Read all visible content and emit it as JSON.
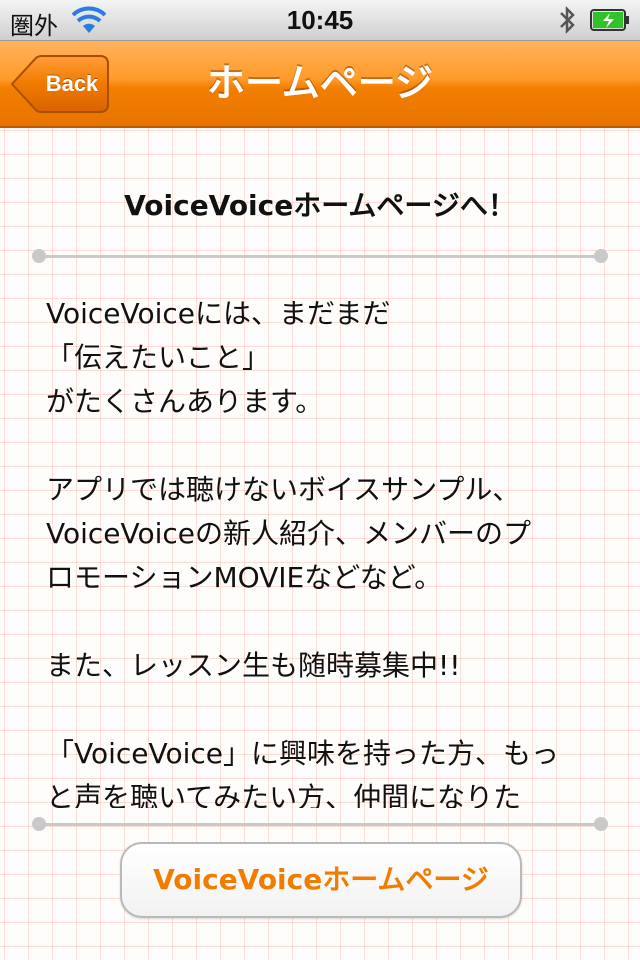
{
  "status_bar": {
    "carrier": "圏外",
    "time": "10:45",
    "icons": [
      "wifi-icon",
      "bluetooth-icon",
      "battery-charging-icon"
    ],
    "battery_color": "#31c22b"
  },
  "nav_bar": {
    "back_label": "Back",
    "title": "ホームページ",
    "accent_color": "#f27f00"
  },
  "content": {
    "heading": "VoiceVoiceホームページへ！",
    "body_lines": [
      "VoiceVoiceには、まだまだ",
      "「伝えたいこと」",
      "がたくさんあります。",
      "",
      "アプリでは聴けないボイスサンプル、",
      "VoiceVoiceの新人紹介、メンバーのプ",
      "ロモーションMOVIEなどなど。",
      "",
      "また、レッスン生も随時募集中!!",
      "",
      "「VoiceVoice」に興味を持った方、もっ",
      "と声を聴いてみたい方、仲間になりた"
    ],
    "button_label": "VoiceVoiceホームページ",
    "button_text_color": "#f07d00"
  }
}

==========

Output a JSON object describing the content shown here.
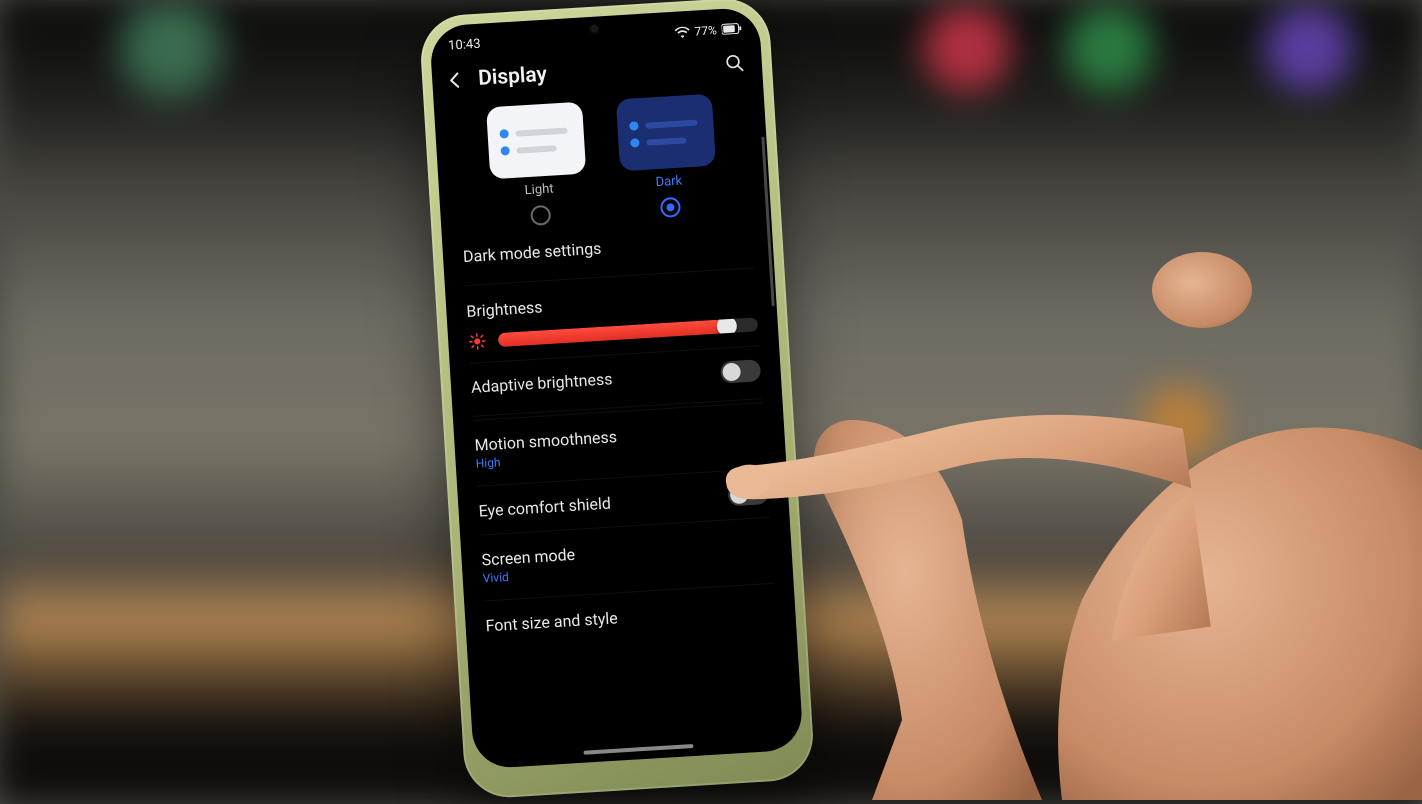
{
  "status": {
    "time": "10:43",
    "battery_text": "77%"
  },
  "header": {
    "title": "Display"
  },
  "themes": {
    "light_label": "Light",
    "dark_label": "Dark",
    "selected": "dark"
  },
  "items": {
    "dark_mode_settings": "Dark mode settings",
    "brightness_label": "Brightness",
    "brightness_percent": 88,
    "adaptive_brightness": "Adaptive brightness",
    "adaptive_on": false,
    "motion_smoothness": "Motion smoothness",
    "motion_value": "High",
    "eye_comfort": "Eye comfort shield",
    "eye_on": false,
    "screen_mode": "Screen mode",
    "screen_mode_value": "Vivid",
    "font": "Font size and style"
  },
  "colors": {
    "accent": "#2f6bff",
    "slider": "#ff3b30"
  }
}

==========

→ Task brief
Among these entries, how many lines include the string "JSON"? Reply with the number by itself.

→ Output below
2